▶ Goal:
Could you copy every line from the material below in which "name" appears?

▶ Given information:
BEGIN

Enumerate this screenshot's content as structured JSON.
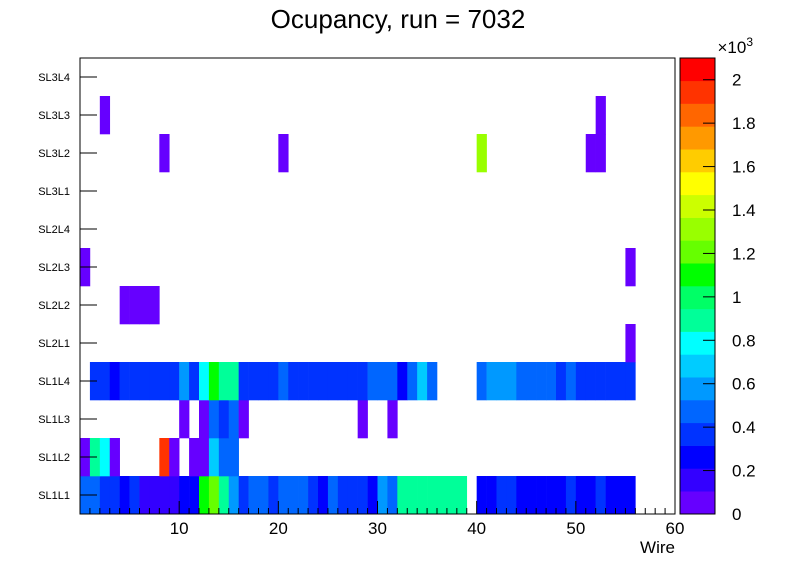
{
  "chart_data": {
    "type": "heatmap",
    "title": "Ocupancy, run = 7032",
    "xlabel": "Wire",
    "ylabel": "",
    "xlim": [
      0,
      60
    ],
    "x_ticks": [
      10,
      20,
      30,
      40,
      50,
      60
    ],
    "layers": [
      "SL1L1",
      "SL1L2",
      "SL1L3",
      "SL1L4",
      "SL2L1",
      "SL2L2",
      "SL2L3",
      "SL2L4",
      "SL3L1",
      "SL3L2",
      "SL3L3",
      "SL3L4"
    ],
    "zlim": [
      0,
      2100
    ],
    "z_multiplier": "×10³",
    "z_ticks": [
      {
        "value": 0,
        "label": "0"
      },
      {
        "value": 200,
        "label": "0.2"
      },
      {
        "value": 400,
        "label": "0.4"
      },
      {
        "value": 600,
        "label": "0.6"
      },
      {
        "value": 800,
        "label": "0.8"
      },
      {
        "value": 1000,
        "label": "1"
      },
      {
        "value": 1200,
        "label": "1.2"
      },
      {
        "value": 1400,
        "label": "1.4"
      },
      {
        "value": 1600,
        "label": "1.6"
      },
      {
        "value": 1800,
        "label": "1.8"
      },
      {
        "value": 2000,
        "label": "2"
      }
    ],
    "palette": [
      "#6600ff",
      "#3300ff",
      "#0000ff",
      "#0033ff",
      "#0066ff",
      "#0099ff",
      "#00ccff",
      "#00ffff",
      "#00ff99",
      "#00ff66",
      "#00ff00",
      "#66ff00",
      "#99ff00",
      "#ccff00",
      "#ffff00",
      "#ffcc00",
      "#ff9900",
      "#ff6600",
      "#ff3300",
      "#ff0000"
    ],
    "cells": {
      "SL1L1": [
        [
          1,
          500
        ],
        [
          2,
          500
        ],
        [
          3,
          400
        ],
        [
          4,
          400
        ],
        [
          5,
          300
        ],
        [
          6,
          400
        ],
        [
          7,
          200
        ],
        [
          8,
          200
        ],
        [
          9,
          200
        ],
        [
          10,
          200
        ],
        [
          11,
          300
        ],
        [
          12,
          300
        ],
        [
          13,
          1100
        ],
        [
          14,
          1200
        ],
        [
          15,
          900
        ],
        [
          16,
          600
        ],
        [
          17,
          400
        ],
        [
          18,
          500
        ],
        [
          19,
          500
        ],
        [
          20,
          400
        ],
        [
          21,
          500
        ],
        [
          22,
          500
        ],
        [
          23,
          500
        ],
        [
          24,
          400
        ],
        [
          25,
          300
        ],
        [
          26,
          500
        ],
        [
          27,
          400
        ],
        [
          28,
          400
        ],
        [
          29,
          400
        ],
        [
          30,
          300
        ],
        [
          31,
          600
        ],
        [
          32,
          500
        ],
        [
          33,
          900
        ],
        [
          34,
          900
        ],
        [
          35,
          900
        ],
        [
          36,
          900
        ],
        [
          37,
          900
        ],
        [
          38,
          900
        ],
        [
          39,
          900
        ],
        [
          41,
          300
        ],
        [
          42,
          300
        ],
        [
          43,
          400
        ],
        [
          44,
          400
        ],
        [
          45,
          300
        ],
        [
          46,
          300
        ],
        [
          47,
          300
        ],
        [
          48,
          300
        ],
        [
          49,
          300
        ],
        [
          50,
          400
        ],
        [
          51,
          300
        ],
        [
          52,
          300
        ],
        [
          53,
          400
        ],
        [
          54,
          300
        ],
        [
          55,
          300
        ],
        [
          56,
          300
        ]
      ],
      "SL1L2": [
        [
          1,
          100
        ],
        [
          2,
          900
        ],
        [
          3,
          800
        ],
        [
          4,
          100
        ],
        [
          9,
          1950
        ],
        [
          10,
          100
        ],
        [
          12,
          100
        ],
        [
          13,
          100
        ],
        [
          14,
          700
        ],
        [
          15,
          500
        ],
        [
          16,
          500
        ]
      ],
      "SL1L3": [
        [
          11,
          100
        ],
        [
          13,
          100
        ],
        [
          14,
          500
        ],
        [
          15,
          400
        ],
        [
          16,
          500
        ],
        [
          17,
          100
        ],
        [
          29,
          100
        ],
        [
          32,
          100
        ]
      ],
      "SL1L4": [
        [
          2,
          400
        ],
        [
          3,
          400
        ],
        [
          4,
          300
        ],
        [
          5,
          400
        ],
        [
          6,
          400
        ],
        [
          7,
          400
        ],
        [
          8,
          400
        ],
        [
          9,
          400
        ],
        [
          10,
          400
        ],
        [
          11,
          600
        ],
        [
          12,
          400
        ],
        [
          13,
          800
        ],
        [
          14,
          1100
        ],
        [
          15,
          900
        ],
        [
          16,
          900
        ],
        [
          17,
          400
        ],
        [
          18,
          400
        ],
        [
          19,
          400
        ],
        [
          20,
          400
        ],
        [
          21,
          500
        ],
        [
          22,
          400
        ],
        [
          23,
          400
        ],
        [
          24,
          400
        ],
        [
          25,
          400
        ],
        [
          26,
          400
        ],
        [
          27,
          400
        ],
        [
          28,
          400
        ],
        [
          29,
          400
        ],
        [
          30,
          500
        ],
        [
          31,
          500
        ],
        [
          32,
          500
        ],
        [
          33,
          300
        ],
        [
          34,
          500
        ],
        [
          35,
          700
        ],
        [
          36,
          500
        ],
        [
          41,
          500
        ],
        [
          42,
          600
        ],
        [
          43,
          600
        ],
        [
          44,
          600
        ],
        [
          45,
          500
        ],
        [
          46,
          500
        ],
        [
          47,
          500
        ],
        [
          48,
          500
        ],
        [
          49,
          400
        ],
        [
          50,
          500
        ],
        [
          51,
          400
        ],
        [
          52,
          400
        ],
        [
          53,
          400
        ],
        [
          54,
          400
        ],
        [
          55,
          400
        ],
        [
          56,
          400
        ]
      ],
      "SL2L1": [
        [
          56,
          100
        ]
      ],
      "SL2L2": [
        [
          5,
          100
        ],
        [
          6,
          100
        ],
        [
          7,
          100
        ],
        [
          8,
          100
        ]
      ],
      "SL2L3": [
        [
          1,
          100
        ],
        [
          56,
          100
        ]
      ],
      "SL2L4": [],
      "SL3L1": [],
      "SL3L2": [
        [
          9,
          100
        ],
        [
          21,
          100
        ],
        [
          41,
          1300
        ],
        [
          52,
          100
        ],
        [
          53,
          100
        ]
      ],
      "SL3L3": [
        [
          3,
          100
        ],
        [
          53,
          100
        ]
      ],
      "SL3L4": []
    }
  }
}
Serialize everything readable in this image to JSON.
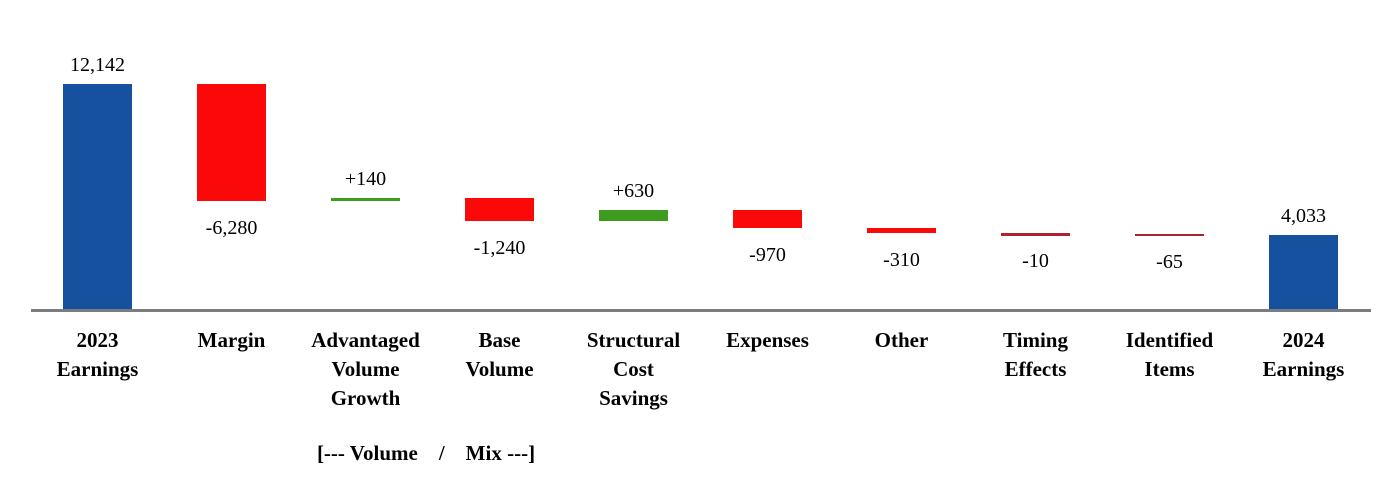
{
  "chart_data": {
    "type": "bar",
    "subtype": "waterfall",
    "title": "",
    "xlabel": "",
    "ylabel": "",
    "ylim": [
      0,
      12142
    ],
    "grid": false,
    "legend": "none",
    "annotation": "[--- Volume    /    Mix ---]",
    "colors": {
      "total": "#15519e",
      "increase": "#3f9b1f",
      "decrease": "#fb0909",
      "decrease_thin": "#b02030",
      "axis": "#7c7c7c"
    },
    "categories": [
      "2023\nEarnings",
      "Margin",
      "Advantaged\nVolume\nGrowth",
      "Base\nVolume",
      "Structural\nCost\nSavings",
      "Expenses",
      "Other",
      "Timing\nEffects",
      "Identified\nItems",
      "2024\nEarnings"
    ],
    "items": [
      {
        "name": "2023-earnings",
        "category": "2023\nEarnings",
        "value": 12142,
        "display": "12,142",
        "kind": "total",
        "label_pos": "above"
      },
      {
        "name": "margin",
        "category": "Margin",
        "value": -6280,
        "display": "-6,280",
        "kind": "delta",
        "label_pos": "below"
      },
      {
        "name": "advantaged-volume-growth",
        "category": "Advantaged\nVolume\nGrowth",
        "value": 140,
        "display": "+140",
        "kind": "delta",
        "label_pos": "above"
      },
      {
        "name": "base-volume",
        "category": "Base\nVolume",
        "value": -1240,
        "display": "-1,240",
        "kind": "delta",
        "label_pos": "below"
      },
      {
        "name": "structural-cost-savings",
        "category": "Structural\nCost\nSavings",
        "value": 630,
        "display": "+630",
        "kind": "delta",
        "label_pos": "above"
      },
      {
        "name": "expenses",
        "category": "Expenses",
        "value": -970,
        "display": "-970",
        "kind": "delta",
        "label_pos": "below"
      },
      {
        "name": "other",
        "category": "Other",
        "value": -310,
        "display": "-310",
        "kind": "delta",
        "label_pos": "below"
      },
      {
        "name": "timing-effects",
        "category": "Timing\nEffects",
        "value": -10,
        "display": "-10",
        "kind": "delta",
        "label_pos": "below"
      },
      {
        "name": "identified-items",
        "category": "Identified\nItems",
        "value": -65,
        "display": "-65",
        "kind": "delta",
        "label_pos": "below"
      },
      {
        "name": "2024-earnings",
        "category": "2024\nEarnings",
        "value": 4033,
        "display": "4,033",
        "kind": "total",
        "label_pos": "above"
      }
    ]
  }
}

END

▶ In response:
        "name": "2023-earnings",
        "name": "margin",
        "name": "advantaged-volume-growth",
        "name": "base-volume",
        "name": "structural-cost-savings",
        "name": "expenses",
        "name": "other",
        "name": "timing-effects",
        "name": "identified-items",
        "name": "2024-earnings",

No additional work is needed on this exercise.